# What you are asked to do
Give the listing again character for character, but drop the images.

# Supplied records
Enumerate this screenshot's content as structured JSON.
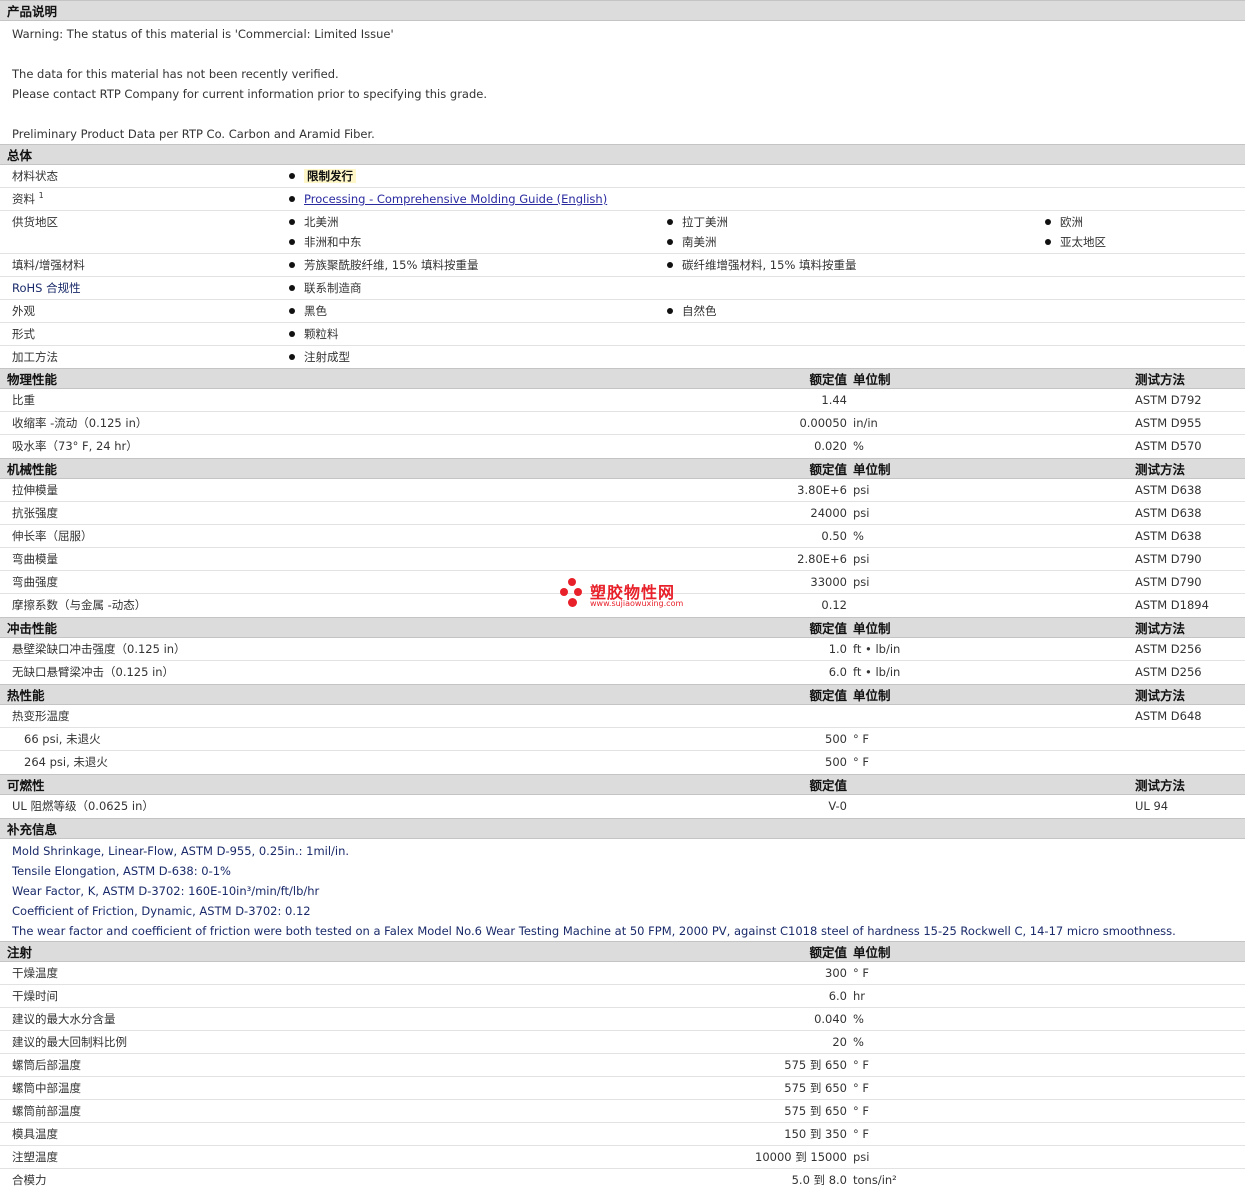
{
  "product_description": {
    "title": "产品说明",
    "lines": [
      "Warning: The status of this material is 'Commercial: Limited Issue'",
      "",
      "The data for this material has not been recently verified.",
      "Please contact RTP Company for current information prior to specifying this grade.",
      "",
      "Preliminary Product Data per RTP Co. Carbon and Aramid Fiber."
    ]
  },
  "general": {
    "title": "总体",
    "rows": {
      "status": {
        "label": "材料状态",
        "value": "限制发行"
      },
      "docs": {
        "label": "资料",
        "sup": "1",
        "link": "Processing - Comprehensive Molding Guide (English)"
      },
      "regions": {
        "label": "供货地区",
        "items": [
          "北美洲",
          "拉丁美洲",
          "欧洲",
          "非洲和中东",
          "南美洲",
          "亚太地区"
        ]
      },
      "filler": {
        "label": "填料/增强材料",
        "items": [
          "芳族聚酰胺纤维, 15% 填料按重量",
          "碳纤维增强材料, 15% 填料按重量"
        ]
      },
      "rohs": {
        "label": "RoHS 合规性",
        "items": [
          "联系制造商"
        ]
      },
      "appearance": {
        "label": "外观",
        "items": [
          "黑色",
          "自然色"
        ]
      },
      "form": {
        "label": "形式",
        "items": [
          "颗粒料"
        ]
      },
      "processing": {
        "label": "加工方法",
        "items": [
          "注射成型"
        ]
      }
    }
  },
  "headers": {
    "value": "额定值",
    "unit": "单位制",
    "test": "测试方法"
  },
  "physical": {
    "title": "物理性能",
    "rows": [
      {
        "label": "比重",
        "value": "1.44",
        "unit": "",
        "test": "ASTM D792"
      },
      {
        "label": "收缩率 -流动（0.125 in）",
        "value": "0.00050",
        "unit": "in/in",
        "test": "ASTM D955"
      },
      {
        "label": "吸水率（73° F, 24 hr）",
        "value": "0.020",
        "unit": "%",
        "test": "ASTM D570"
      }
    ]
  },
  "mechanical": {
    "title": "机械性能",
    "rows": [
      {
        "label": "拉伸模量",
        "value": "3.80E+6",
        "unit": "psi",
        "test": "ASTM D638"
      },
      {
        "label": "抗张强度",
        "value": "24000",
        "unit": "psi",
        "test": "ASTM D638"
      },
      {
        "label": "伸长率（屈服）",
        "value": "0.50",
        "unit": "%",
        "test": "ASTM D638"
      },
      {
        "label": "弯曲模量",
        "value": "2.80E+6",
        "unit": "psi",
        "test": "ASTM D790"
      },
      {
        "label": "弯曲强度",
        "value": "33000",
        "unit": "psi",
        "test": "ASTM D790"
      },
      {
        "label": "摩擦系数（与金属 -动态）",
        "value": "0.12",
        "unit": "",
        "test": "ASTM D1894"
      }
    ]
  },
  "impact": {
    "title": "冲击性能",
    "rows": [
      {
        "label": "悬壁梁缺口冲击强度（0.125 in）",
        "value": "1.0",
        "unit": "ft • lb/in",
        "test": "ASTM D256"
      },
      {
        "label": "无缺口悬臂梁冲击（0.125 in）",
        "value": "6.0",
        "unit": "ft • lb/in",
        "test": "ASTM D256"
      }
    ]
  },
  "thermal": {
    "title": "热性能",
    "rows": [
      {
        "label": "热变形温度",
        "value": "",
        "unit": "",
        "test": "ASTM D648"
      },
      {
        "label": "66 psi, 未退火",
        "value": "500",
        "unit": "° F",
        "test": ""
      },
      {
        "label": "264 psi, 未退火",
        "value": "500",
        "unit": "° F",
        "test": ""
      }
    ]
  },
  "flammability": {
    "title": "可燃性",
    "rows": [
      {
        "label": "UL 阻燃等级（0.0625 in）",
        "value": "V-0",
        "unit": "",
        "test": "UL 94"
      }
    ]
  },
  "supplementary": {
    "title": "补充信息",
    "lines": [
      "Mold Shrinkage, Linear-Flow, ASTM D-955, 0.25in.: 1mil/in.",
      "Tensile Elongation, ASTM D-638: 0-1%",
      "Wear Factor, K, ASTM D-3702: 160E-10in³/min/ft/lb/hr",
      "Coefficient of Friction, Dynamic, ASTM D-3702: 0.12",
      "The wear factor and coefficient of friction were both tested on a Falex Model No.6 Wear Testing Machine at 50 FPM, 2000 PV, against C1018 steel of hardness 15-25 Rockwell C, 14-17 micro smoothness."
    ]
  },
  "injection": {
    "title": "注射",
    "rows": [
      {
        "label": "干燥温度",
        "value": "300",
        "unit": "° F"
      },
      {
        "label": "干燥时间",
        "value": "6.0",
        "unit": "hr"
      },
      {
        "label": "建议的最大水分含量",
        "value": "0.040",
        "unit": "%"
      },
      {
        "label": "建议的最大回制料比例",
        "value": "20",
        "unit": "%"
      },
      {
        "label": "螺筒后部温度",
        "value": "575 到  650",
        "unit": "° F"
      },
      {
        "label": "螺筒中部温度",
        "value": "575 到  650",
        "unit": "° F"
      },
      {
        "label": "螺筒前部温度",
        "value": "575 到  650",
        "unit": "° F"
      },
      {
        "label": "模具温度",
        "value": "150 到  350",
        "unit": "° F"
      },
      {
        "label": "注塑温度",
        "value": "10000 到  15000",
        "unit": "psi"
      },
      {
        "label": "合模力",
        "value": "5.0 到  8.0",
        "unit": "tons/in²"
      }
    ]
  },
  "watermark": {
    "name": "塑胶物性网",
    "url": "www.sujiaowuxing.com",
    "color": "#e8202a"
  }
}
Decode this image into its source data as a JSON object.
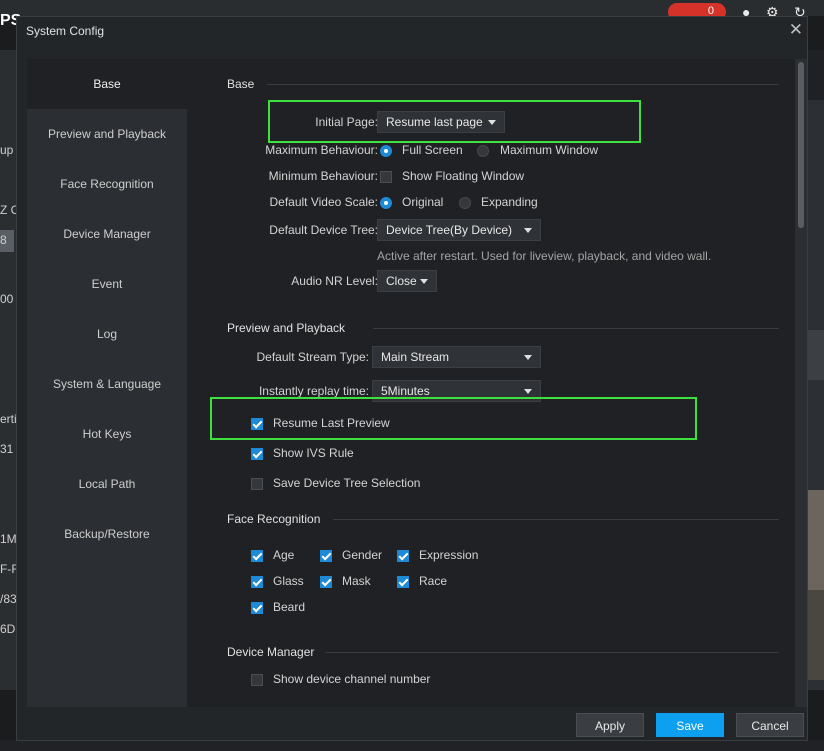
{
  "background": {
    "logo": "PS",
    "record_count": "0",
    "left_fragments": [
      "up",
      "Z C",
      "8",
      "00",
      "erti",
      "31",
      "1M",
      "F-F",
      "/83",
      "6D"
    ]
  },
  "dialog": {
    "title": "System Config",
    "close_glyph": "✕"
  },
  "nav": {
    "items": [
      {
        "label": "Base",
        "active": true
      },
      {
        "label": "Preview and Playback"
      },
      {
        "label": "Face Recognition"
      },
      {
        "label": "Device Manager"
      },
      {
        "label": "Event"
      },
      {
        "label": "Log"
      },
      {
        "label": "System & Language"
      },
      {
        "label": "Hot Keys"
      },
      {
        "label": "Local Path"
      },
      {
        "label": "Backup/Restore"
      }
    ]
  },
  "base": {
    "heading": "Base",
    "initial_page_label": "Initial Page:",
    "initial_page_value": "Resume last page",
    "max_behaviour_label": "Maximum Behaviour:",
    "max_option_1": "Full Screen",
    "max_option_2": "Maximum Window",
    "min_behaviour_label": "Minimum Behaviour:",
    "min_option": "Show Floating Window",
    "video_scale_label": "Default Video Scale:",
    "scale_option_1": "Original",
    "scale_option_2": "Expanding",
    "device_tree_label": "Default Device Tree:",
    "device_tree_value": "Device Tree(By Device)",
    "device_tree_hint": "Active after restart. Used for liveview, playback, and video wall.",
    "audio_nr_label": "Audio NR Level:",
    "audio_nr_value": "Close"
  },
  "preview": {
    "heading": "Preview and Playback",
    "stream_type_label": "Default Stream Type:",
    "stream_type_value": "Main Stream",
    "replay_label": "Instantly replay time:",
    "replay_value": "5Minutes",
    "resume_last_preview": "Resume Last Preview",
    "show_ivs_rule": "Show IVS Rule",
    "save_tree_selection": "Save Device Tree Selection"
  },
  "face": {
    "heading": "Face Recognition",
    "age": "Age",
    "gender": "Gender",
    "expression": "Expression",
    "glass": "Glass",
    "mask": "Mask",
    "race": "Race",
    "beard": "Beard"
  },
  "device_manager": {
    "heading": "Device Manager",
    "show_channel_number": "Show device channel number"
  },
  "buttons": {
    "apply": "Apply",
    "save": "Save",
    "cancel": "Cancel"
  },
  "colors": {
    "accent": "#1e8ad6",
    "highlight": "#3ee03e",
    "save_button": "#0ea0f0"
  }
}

# Response
Enumerate this screenshot's content as structured JSON.
{
  "product_description": {
    "title": "产品说明",
    "lines": [
      "Warning: The status of this material is 'Commercial: Limited Issue'",
      "",
      "The data for this material has not been recently verified.",
      "Please contact RTP Company for current information prior to specifying this grade.",
      "",
      "Preliminary Product Data per RTP Co. Carbon and Aramid Fiber."
    ]
  },
  "general": {
    "title": "总体",
    "rows": {
      "status": {
        "label": "材料状态",
        "value": "限制发行"
      },
      "docs": {
        "label": "资料",
        "sup": "1",
        "link": "Processing - Comprehensive Molding Guide (English)"
      },
      "regions": {
        "label": "供货地区",
        "items": [
          "北美洲",
          "拉丁美洲",
          "欧洲",
          "非洲和中东",
          "南美洲",
          "亚太地区"
        ]
      },
      "filler": {
        "label": "填料/增强材料",
        "items": [
          "芳族聚酰胺纤维, 15% 填料按重量",
          "碳纤维增强材料, 15% 填料按重量"
        ]
      },
      "rohs": {
        "label": "RoHS 合规性",
        "items": [
          "联系制造商"
        ]
      },
      "appearance": {
        "label": "外观",
        "items": [
          "黑色",
          "自然色"
        ]
      },
      "form": {
        "label": "形式",
        "items": [
          "颗粒料"
        ]
      },
      "processing": {
        "label": "加工方法",
        "items": [
          "注射成型"
        ]
      }
    }
  },
  "headers": {
    "value": "额定值",
    "unit": "单位制",
    "test": "测试方法"
  },
  "physical": {
    "title": "物理性能",
    "rows": [
      {
        "label": "比重",
        "value": "1.44",
        "unit": "",
        "test": "ASTM D792"
      },
      {
        "label": "收缩率 -流动（0.125 in）",
        "value": "0.00050",
        "unit": "in/in",
        "test": "ASTM D955"
      },
      {
        "label": "吸水率（73° F, 24 hr）",
        "value": "0.020",
        "unit": "%",
        "test": "ASTM D570"
      }
    ]
  },
  "mechanical": {
    "title": "机械性能",
    "rows": [
      {
        "label": "拉伸模量",
        "value": "3.80E+6",
        "unit": "psi",
        "test": "ASTM D638"
      },
      {
        "label": "抗张强度",
        "value": "24000",
        "unit": "psi",
        "test": "ASTM D638"
      },
      {
        "label": "伸长率（屈服）",
        "value": "0.50",
        "unit": "%",
        "test": "ASTM D638"
      },
      {
        "label": "弯曲模量",
        "value": "2.80E+6",
        "unit": "psi",
        "test": "ASTM D790"
      },
      {
        "label": "弯曲强度",
        "value": "33000",
        "unit": "psi",
        "test": "ASTM D790"
      },
      {
        "label": "摩擦系数（与金属 -动态）",
        "value": "0.12",
        "unit": "",
        "test": "ASTM D1894"
      }
    ]
  },
  "impact": {
    "title": "冲击性能",
    "rows": [
      {
        "label": "悬壁梁缺口冲击强度（0.125 in）",
        "value": "1.0",
        "unit": "ft • lb/in",
        "test": "ASTM D256"
      },
      {
        "label": "无缺口悬臂梁冲击（0.125 in）",
        "value": "6.0",
        "unit": "ft • lb/in",
        "test": "ASTM D256"
      }
    ]
  },
  "thermal": {
    "title": "热性能",
    "rows": [
      {
        "label": "热变形温度",
        "value": "",
        "unit": "",
        "test": "ASTM D648"
      },
      {
        "label": "66 psi, 未退火",
        "value": "500",
        "unit": "° F",
        "test": ""
      },
      {
        "label": "264 psi, 未退火",
        "value": "500",
        "unit": "° F",
        "test": ""
      }
    ]
  },
  "flammability": {
    "title": "可燃性",
    "rows": [
      {
        "label": "UL 阻燃等级（0.0625 in）",
        "value": "V-0",
        "unit": "",
        "test": "UL 94"
      }
    ]
  },
  "supplementary": {
    "title": "补充信息",
    "lines": [
      "Mold Shrinkage, Linear-Flow, ASTM D-955, 0.25in.: 1mil/in.",
      "Tensile Elongation, ASTM D-638: 0-1%",
      "Wear Factor, K, ASTM D-3702: 160E-10in³/min/ft/lb/hr",
      "Coefficient of Friction, Dynamic, ASTM D-3702: 0.12",
      "The wear factor and coefficient of friction were both tested on a Falex Model No.6 Wear Testing Machine at 50 FPM, 2000 PV, against C1018 steel of hardness 15-25 Rockwell C, 14-17 micro smoothness."
    ]
  },
  "injection": {
    "title": "注射",
    "rows": [
      {
        "label": "干燥温度",
        "value": "300",
        "unit": "° F"
      },
      {
        "label": "干燥时间",
        "value": "6.0",
        "unit": "hr"
      },
      {
        "label": "建议的最大水分含量",
        "value": "0.040",
        "unit": "%"
      },
      {
        "label": "建议的最大回制料比例",
        "value": "20",
        "unit": "%"
      },
      {
        "label": "螺筒后部温度",
        "value": "575 到  650",
        "unit": "° F"
      },
      {
        "label": "螺筒中部温度",
        "value": "575 到  650",
        "unit": "° F"
      },
      {
        "label": "螺筒前部温度",
        "value": "575 到  650",
        "unit": "° F"
      },
      {
        "label": "模具温度",
        "value": "150 到  350",
        "unit": "° F"
      },
      {
        "label": "注塑温度",
        "value": "10000 到  15000",
        "unit": "psi"
      },
      {
        "label": "合模力",
        "value": "5.0 到  8.0",
        "unit": "tons/in²"
      }
    ]
  },
  "watermark": {
    "name": "塑胶物性网",
    "url": "www.sujiaowuxing.com",
    "color": "#e8202a"
  }
}
Decode this image into its source data as a JSON object.
{
  "background": {
    "logo": "PS",
    "record_count": "0",
    "left_fragments": [
      "up",
      "Z C",
      "8",
      "00",
      "erti",
      "31",
      "1M",
      "F-F",
      "/83",
      "6D"
    ]
  },
  "dialog": {
    "title": "System Config",
    "close_glyph": "✕"
  },
  "nav": {
    "items": [
      {
        "label": "Base",
        "active": true
      },
      {
        "label": "Preview and Playback"
      },
      {
        "label": "Face Recognition"
      },
      {
        "label": "Device Manager"
      },
      {
        "label": "Event"
      },
      {
        "label": "Log"
      },
      {
        "label": "System & Language"
      },
      {
        "label": "Hot Keys"
      },
      {
        "label": "Local Path"
      },
      {
        "label": "Backup/Restore"
      }
    ]
  },
  "base": {
    "heading": "Base",
    "initial_page_label": "Initial Page:",
    "initial_page_value": "Resume last page",
    "max_behaviour_label": "Maximum Behaviour:",
    "max_option_1": "Full Screen",
    "max_option_2": "Maximum Window",
    "min_behaviour_label": "Minimum Behaviour:",
    "min_option": "Show Floating Window",
    "video_scale_label": "Default Video Scale:",
    "scale_option_1": "Original",
    "scale_option_2": "Expanding",
    "device_tree_label": "Default Device Tree:",
    "device_tree_value": "Device Tree(By Device)",
    "device_tree_hint": "Active after restart. Used for liveview, playback, and video wall.",
    "audio_nr_label": "Audio NR Level:",
    "audio_nr_value": "Close"
  },
  "preview": {
    "heading": "Preview and Playback",
    "stream_type_label": "Default Stream Type:",
    "stream_type_value": "Main Stream",
    "replay_label": "Instantly replay time:",
    "replay_value": "5Minutes",
    "resume_last_preview": "Resume Last Preview",
    "show_ivs_rule": "Show IVS Rule",
    "save_tree_selection": "Save Device Tree Selection"
  },
  "face": {
    "heading": "Face Recognition",
    "age": "Age",
    "gender": "Gender",
    "expression": "Expression",
    "glass": "Glass",
    "mask": "Mask",
    "race": "Race",
    "beard": "Beard"
  },
  "device_manager": {
    "heading": "Device Manager",
    "show_channel_number": "Show device channel number"
  },
  "buttons": {
    "apply": "Apply",
    "save": "Save",
    "cancel": "Cancel"
  },
  "colors": {
    "accent": "#1e8ad6",
    "highlight": "#3ee03e",
    "save_button": "#0ea0f0"
  }
}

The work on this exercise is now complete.